• PROBLEM DETAILS:
Gather every line below where "ffffff" appears.
━━━━━ RECORD LIST ━━━━━
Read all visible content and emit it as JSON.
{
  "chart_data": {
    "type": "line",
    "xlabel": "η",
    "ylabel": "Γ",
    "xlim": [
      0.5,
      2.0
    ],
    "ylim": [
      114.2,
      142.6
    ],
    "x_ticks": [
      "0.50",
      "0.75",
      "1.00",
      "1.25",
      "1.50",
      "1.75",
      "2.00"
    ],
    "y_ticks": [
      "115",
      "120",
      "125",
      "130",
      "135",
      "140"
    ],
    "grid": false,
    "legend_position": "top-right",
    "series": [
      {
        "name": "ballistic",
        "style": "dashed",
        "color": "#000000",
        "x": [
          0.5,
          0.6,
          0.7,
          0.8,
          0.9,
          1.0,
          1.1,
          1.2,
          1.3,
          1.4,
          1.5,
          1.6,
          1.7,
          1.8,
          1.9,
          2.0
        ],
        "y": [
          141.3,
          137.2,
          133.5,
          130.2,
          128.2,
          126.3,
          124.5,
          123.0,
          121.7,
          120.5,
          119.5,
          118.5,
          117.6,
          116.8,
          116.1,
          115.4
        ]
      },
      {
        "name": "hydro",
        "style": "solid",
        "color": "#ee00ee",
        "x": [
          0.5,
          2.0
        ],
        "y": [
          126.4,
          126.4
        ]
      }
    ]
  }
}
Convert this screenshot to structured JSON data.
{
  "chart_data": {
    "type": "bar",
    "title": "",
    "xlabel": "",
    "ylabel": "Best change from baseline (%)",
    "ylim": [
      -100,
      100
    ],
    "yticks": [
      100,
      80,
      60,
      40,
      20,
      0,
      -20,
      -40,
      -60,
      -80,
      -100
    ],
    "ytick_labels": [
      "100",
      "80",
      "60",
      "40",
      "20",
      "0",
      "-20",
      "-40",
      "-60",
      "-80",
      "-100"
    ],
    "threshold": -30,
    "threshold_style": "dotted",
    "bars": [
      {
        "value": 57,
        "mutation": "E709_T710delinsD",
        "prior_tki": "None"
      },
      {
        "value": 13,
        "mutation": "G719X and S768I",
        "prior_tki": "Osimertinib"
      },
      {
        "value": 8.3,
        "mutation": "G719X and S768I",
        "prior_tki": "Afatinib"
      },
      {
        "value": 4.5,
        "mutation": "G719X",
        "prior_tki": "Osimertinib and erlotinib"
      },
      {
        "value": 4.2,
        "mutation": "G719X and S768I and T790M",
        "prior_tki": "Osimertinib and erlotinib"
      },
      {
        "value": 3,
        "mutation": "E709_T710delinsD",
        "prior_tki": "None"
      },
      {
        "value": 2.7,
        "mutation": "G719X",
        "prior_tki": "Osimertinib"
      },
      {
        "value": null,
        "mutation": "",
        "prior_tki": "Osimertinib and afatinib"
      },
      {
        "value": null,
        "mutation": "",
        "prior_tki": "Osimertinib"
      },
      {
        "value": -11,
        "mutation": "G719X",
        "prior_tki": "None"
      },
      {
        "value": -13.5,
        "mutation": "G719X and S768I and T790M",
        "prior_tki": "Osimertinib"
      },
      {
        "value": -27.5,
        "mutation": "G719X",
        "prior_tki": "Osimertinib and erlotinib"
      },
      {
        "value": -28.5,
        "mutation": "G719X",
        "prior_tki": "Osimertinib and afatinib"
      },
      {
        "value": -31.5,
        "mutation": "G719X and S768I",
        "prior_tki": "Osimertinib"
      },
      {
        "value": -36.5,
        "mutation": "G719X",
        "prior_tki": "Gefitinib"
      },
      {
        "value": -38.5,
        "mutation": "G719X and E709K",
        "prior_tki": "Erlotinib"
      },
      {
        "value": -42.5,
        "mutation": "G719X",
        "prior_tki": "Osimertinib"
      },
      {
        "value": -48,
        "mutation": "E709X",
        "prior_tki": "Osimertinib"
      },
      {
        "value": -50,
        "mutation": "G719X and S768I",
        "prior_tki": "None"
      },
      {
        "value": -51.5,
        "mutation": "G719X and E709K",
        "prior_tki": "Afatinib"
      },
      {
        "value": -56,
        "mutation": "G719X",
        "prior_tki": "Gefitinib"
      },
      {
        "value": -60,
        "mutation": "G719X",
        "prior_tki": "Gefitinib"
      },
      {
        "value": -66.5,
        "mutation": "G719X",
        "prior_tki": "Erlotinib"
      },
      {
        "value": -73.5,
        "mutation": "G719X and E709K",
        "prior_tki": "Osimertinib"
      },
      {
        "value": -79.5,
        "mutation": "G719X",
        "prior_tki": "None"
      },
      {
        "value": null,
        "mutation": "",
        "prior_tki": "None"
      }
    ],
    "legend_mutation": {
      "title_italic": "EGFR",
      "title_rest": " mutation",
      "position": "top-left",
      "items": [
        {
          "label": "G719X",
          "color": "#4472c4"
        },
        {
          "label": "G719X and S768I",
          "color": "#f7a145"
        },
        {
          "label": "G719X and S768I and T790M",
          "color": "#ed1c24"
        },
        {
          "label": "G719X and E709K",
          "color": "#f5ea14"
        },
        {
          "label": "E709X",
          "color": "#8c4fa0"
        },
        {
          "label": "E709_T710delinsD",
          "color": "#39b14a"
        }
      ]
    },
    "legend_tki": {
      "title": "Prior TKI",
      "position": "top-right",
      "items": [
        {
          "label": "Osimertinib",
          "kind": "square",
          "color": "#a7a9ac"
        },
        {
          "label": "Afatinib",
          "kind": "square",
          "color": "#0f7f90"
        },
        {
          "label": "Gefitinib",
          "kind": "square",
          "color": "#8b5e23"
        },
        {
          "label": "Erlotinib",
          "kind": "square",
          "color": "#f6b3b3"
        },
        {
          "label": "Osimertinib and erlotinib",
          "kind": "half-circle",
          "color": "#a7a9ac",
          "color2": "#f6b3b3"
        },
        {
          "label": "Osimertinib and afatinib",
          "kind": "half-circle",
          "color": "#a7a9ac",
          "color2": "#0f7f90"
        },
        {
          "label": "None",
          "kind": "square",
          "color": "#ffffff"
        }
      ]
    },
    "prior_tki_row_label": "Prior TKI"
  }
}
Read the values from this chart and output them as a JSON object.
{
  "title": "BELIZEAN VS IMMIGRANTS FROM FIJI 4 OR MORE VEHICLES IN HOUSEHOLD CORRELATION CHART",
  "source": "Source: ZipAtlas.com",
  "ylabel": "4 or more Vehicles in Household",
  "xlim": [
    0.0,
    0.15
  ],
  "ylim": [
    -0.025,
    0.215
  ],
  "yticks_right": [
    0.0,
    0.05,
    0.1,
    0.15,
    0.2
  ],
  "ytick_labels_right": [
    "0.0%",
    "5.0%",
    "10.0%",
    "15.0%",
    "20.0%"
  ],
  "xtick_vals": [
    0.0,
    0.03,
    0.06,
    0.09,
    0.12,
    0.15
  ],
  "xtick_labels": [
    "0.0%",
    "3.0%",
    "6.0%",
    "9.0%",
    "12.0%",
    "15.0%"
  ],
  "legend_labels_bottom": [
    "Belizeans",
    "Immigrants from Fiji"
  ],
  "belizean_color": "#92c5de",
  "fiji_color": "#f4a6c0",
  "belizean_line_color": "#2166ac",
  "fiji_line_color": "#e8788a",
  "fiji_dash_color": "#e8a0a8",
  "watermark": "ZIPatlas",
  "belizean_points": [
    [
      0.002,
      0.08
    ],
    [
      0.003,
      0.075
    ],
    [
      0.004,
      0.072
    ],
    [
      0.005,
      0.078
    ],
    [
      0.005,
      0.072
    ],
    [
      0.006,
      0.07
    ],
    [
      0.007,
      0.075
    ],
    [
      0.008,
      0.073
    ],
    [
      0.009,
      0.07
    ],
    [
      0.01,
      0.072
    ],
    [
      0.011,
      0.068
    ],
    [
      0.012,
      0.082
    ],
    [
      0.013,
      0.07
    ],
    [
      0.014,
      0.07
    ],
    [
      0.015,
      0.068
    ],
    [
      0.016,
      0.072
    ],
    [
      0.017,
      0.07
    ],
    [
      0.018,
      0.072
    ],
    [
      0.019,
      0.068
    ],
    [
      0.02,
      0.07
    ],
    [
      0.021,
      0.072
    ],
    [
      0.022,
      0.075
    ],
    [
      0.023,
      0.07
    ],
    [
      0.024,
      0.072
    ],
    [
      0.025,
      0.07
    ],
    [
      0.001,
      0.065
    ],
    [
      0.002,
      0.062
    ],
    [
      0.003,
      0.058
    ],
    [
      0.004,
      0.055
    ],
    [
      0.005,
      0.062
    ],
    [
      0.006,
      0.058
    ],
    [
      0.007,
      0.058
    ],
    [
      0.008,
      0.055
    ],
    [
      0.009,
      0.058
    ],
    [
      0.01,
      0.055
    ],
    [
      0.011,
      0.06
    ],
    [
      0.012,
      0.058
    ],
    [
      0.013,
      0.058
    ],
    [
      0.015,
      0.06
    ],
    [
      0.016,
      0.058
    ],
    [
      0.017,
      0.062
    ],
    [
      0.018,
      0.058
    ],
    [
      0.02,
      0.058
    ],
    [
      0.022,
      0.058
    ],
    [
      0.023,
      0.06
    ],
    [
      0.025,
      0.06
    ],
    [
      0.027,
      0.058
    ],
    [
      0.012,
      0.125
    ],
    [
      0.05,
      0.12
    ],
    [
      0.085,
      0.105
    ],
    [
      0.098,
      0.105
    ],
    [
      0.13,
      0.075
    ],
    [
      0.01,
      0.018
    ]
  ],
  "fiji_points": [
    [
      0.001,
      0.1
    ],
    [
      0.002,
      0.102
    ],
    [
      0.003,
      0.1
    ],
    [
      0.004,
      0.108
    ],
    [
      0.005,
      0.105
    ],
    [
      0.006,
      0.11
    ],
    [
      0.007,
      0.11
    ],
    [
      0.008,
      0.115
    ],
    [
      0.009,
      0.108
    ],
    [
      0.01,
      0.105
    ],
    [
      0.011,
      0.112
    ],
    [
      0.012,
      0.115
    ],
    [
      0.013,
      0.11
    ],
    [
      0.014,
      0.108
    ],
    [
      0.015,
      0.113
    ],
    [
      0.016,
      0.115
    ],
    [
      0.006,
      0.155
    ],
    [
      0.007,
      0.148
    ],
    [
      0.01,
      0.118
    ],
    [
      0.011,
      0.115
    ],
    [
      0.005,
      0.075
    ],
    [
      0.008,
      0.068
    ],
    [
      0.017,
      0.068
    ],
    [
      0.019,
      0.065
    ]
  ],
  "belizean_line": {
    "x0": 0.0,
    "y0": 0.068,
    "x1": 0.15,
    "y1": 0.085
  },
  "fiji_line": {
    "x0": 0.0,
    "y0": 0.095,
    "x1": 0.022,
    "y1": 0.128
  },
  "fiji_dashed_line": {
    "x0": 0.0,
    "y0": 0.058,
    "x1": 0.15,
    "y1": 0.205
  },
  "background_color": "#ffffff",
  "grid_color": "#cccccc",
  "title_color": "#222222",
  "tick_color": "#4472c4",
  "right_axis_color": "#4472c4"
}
━━━━━
• REPLY:
          "color": "#ffffff"
  "background_color": "#ffffff",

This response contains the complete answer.